-- DATASET ROWS start --

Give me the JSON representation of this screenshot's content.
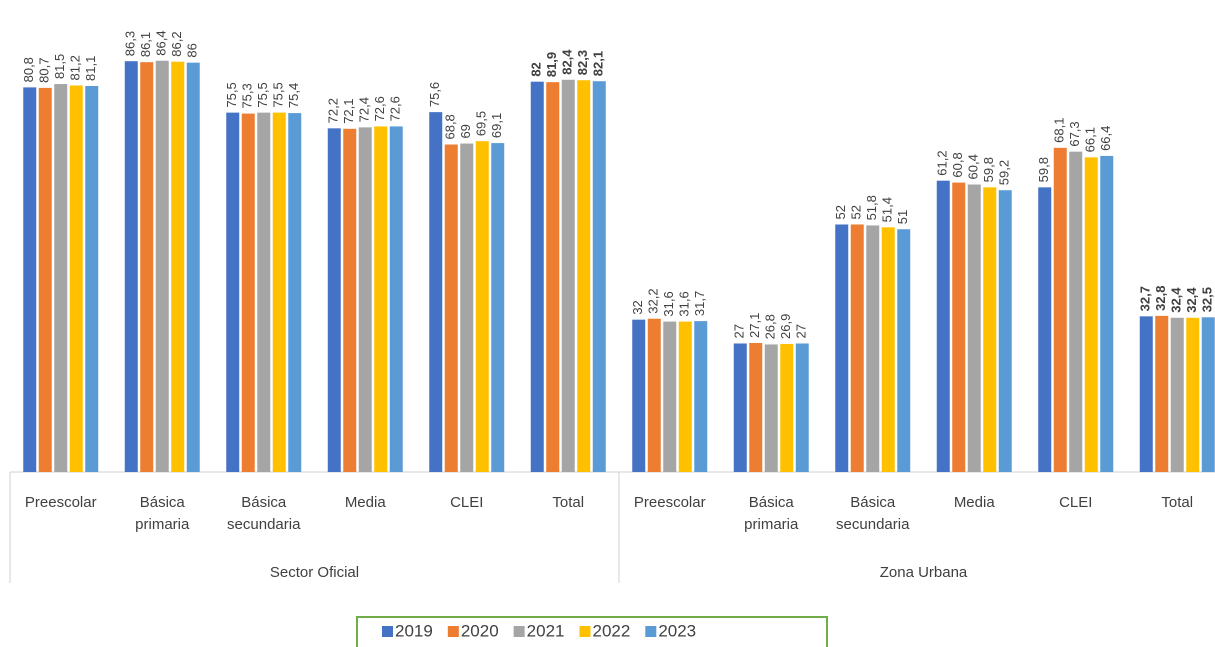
{
  "chart_data": {
    "type": "bar",
    "categories": [
      "Preescolar",
      "Básica primaria",
      "Básica secundaria",
      "Media",
      "CLEI",
      "Total",
      "Preescolar",
      "Básica primaria",
      "Básica secundaria",
      "Media",
      "CLEI",
      "Total"
    ],
    "category_groups": [
      "Sector Oficial",
      "Zona Urbana"
    ],
    "ylim": [
      0,
      100
    ],
    "legend": "bottom",
    "series": [
      {
        "name": "2019",
        "color": "#4472c4",
        "values": [
          80.8,
          86.3,
          75.5,
          72.2,
          75.6,
          82,
          32,
          27,
          52,
          61.2,
          59.8,
          32.7
        ],
        "value_labels": [
          "80,8",
          "86,3",
          "75,5",
          "72,2",
          "75,6",
          "82",
          "32",
          "27",
          "52",
          "61,2",
          "59,8",
          "32,7"
        ]
      },
      {
        "name": "2020",
        "color": "#ed7d31",
        "values": [
          80.7,
          86.1,
          75.3,
          72.1,
          68.8,
          81.9,
          32.2,
          27.1,
          52,
          60.8,
          68.1,
          32.8
        ],
        "value_labels": [
          "80,7",
          "86,1",
          "75,3",
          "72,1",
          "68,8",
          "81,9",
          "32,2",
          "27,1",
          "52",
          "60,8",
          "68,1",
          "32,8"
        ]
      },
      {
        "name": "2021",
        "color": "#a5a5a5",
        "values": [
          81.5,
          86.4,
          75.5,
          72.4,
          69,
          82.4,
          31.6,
          26.8,
          51.8,
          60.4,
          67.3,
          32.4
        ],
        "value_labels": [
          "81,5",
          "86,4",
          "75,5",
          "72,4",
          "69",
          "82,4",
          "31,6",
          "26,8",
          "51,8",
          "60,4",
          "67,3",
          "32,4"
        ]
      },
      {
        "name": "2022",
        "color": "#ffc000",
        "values": [
          81.2,
          86.2,
          75.5,
          72.6,
          69.5,
          82.3,
          31.6,
          26.9,
          51.4,
          59.8,
          66.1,
          32.4
        ],
        "value_labels": [
          "81,2",
          "86,2",
          "75,5",
          "72,6",
          "69,5",
          "82,3",
          "31,6",
          "26,9",
          "51,4",
          "59,8",
          "66,1",
          "32,4"
        ]
      },
      {
        "name": "2023",
        "color": "#5b9bd5",
        "values": [
          81.1,
          86,
          75.4,
          72.6,
          69.1,
          82.1,
          31.7,
          27,
          51,
          59.2,
          66.4,
          32.5
        ],
        "value_labels": [
          "81,1",
          "86",
          "75,4",
          "72,6",
          "69,1",
          "82,1",
          "31,7",
          "27",
          "51",
          "59,2",
          "66,4",
          "32,5"
        ]
      }
    ]
  }
}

-- DATASET ROWS end --

Write the full listing out again with every line unchanged, but include no pictures.

Give me the JSON representation of this screenshot's content.
{
  "chart_data": {
    "type": "bar",
    "categories": [
      "Preescolar",
      "Básica primaria",
      "Básica secundaria",
      "Media",
      "CLEI",
      "Total",
      "Preescolar",
      "Básica primaria",
      "Básica secundaria",
      "Media",
      "CLEI",
      "Total"
    ],
    "category_groups": [
      "Sector Oficial",
      "Zona Urbana"
    ],
    "ylim": [
      0,
      100
    ],
    "legend": "bottom",
    "series": [
      {
        "name": "2019",
        "color": "#4472c4",
        "values": [
          80.8,
          86.3,
          75.5,
          72.2,
          75.6,
          82,
          32,
          27,
          52,
          61.2,
          59.8,
          32.7
        ],
        "value_labels": [
          "80,8",
          "86,3",
          "75,5",
          "72,2",
          "75,6",
          "82",
          "32",
          "27",
          "52",
          "61,2",
          "59,8",
          "32,7"
        ]
      },
      {
        "name": "2020",
        "color": "#ed7d31",
        "values": [
          80.7,
          86.1,
          75.3,
          72.1,
          68.8,
          81.9,
          32.2,
          27.1,
          52,
          60.8,
          68.1,
          32.8
        ],
        "value_labels": [
          "80,7",
          "86,1",
          "75,3",
          "72,1",
          "68,8",
          "81,9",
          "32,2",
          "27,1",
          "52",
          "60,8",
          "68,1",
          "32,8"
        ]
      },
      {
        "name": "2021",
        "color": "#a5a5a5",
        "values": [
          81.5,
          86.4,
          75.5,
          72.4,
          69,
          82.4,
          31.6,
          26.8,
          51.8,
          60.4,
          67.3,
          32.4
        ],
        "value_labels": [
          "81,5",
          "86,4",
          "75,5",
          "72,4",
          "69",
          "82,4",
          "31,6",
          "26,8",
          "51,8",
          "60,4",
          "67,3",
          "32,4"
        ]
      },
      {
        "name": "2022",
        "color": "#ffc000",
        "values": [
          81.2,
          86.2,
          75.5,
          72.6,
          69.5,
          82.3,
          31.6,
          26.9,
          51.4,
          59.8,
          66.1,
          32.4
        ],
        "value_labels": [
          "81,2",
          "86,2",
          "75,5",
          "72,6",
          "69,5",
          "82,3",
          "31,6",
          "26,9",
          "51,4",
          "59,8",
          "66,1",
          "32,4"
        ]
      },
      {
        "name": "2023",
        "color": "#5b9bd5",
        "values": [
          81.1,
          86,
          75.4,
          72.6,
          69.1,
          82.1,
          31.7,
          27,
          51,
          59.2,
          66.4,
          32.5
        ],
        "value_labels": [
          "81,1",
          "86",
          "75,4",
          "72,6",
          "69,1",
          "82,1",
          "31,7",
          "27",
          "51",
          "59,2",
          "66,4",
          "32,5"
        ]
      }
    ]
  }
}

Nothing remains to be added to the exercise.